-- start EXERCISE MATERIALS --

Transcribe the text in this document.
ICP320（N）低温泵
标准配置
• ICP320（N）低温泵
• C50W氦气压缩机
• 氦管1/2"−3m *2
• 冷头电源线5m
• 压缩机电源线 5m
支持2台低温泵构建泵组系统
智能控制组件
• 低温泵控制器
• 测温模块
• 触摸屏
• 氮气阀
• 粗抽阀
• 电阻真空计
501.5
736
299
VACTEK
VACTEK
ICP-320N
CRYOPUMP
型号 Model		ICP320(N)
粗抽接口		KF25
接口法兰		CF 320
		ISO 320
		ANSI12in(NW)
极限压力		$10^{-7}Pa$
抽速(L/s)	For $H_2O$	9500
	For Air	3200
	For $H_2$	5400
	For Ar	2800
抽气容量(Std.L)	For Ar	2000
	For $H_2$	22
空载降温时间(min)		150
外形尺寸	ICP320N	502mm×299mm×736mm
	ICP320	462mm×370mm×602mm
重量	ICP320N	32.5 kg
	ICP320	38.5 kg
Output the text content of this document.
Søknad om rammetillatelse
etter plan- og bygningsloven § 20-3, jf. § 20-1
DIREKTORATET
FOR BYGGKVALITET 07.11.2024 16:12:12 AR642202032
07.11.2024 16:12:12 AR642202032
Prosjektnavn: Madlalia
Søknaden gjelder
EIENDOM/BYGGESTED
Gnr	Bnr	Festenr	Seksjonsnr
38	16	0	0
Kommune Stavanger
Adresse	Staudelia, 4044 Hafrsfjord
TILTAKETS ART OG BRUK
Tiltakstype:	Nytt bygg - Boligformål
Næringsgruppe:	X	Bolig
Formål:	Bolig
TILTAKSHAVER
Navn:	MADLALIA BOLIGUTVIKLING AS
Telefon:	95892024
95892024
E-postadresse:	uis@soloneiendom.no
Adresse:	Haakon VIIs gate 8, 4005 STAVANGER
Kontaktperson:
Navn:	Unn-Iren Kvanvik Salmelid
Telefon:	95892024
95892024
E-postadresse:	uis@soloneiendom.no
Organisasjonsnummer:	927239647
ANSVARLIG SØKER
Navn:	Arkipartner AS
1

-- end EXERCISE MATERIALS --

* [WHAT YOU SHOULD DO] Determine how many lines of the data contain "document" and give nothing but that number.

* [WRITTEN ANSWER] 2